§ **Texte fourni**:
........
Une bonne vie n’est possible quand tout le monde peut vivre. Ou, pour le dire en termes économiques : la Grèce ne pourra produire assez pour tout le monde que si les personnes nécessaires pour le faire ne sont pas trop malades ou trop affamées. En janvier le nouveau gouvernement grec a proposé d’organiser une conférence européenne pour discuter de la réduction de la dette. Il a proposé une clause qui permettrait de lier les remboursements à la croissance (c’est-à-dire en commençant à rembourser la dette quand le pays enregistrera une croissance significative). « Si j’étais un homme politique grec responsable, je ne conduirais pas les débats sur une décote de la dette », a été la réponse cynique donnée par le ministre des Finances allemand Wolfgang Schäuble.

Si les dettes ne peuvent pas être remboursées et si, par conséquent, la population s’appauvrit, ces dettes doivent être annulées. Selon la Bible, c’est mal devant Dieu pour un individu de poursuivre impitoyablement pour recouvrer les dettes impayables. Dieu pardonne à quelqu’un ses dettes quand il pardonne les dettes qui lui sont dues. La Bible contient une sagesse qui a tenu pendant des millénaires et qui est toujours vraie pour la Grèce aujourd’hui : les dettes impayables détruisent la vie du débiteur. Demander à Dieu de « nous pardonner nos dettes » dans la prière au Seigneur exige de l’homme de refuser de se conformer aux lois qui conduisent à la destruction de ses semblables. Par souci de la vie humaine – permettre aux débiteurs de vivre – la prière au Seigneur appelle à résister à la loi stipulant que les dettes doivent être remboursées.
........
§ **Données fournies**:

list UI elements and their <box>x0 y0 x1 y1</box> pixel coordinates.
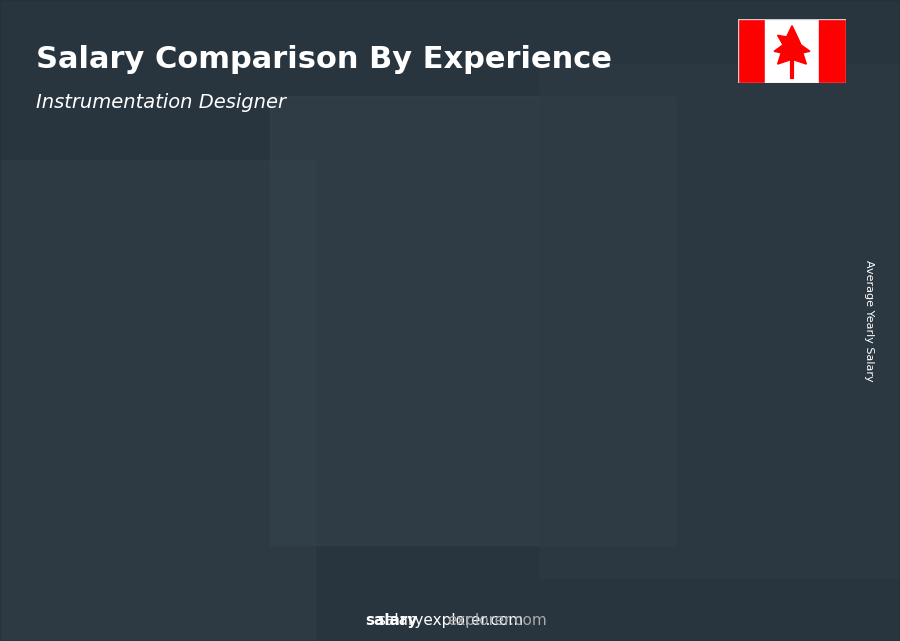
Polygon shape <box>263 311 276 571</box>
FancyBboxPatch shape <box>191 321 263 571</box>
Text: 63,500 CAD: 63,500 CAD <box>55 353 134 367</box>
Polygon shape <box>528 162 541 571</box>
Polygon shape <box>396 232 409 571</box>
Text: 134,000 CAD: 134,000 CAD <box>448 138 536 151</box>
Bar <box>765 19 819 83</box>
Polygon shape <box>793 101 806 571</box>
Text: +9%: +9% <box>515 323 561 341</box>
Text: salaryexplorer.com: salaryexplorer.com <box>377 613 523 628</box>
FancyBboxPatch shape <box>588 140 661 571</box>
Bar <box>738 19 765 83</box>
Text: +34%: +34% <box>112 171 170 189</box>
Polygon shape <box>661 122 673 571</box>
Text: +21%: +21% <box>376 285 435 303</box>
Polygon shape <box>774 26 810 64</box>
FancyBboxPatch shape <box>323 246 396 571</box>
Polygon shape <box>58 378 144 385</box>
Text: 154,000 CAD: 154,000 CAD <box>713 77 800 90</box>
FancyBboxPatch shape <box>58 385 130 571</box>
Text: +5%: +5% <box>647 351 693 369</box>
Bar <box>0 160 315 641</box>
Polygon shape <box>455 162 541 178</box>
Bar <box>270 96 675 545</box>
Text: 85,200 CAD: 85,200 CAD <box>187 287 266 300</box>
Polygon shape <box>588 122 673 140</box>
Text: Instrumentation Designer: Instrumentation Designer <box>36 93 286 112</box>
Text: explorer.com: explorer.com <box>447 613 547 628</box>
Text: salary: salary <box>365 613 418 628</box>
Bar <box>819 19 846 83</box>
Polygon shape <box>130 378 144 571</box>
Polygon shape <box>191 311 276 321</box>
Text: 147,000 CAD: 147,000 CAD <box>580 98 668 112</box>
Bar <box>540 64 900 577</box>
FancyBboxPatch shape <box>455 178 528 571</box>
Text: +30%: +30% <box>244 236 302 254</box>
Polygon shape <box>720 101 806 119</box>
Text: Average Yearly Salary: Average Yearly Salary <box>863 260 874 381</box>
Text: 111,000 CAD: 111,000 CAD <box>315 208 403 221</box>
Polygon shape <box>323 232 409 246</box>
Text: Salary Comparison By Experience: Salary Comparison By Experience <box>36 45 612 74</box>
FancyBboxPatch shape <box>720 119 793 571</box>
........
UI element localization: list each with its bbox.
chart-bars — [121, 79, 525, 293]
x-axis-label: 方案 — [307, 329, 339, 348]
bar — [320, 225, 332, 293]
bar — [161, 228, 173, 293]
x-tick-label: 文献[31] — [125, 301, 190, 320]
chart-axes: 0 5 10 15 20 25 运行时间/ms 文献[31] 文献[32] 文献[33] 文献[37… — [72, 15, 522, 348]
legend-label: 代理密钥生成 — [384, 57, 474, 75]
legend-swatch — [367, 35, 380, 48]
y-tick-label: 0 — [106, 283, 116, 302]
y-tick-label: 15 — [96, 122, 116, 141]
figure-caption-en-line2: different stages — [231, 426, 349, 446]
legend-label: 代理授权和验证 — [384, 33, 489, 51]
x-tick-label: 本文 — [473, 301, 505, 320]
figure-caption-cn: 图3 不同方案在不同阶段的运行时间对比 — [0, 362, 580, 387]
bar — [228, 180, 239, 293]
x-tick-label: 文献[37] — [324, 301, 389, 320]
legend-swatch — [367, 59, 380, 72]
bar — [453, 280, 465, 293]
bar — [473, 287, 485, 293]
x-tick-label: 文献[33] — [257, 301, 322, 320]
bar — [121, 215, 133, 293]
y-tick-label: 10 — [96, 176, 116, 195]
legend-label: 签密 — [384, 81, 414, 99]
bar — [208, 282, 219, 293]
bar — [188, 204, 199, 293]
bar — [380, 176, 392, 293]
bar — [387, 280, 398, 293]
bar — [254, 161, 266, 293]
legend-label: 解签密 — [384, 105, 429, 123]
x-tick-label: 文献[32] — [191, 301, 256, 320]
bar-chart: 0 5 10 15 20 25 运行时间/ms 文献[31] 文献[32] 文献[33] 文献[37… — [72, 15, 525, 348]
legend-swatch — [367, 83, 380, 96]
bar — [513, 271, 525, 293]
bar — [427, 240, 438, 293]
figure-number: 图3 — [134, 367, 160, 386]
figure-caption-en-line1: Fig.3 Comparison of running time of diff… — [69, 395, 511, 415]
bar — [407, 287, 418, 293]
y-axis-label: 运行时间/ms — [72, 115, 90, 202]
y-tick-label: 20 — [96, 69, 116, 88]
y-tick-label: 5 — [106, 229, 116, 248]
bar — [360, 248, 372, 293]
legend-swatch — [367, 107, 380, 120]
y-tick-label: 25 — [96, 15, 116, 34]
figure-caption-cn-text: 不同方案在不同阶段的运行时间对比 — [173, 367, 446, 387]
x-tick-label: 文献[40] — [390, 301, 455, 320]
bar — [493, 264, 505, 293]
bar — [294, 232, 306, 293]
........
§ **Vos tâches**:
1 - Mettez à jour les lignes des enregistrements, de celle qui contient « UI element localization: list » jusqu'à celle qui contient « x-tick-label: 文献[31] — [125, 301, 190, 320] » incluse, en remplaçant « bbox » par « bounding box » sans rien modifier d'autre. Ne redonnez que ces lignes.
2 - Rédigez la suite du texte sur la dette grecque et son annulation, en reprenant après sa dernière phrase.

§ **Résultats**:
1 -
UI element localization: list each with its bounding box.
chart-bars — [121, 79, 525, 293]
x-axis-label: 方案 — [307, 329, 339, 348]
bar — [320, 225, 332, 293]
bar — [161, 228, 173, 293]
x-tick-label: 文献[31] — [125, 301, 190, 320]

2 -
L’Allemagne est de tous les pays celui qui doit comprendre ce concept : après tout, l’accord sur la dette de Londres de 1953 nous a aussi donné la chance d’un nouveau départ lorsque plusieurs paiements de réparation légitimes ont été radiés. Le fait que ces remboursements ont été temporairement reportés était à l’esprit de Horst Teltschik quand, en 1990 lors des négociations de réunification, il a écrit à Helmut Kohl : « Une demande de réparation de nos anciens ennemis de la guerre ne pourra être soulevée qu’après que nous aurons pris des engagements dans le cadre d’un traité de paix ou d’un autre accord … Nous souhaitons éviter de prendre ces engagements en toutes circonstances. » De façon surprenante, c’est la raison pour laquelle aucun accord formel de paix n’a été signé. La façon dont l’Allemagne traite le remboursement de sa dette et sa responsabilité historique apparaît donc clairement.

En 2000, les églises chrétiennes ont demandé l’annulation de la dette du Tiers-Monde. Aujourd’hui, alors que la question frappe à la porte de l’Europe, elles restent silencieuses, même si les théories économiques et chrétiennes suggèrent toutes deux que la radiation de la dette grecque est cruciale. Elles sont silencieuses parce qu’en parler signifierait avoir à affronter ceux qui profitent de l’austérité, en dépit du fait que cela ferait sens, après toutes les crises financières et de la dette de ces dernières années et la dévastation sociale qu’elles ont semée, de prendre position contre le capitalisme néolibéral et les politiques d’austérité en Europe. Ne vous y méprenez pas, si nous nous taisons sur la Grèce, la dévastation sociale ne fera qu’augmenter et cette politique d’austérité se poursuivra sans relâche durant les années à venir.

En tant que chrétiens de diverses confessions, nous appelons à l’organisation d’une conférence européenne sur la dette de sorte qu’on ne continue pas à sacrifier la démocratie et l’État-providence dans l’intérêt des investisseurs financiers. Nous appelons notre gouvernement et l’UE à annuler la dette de la Grèce et à mettre un terme à l’austérité!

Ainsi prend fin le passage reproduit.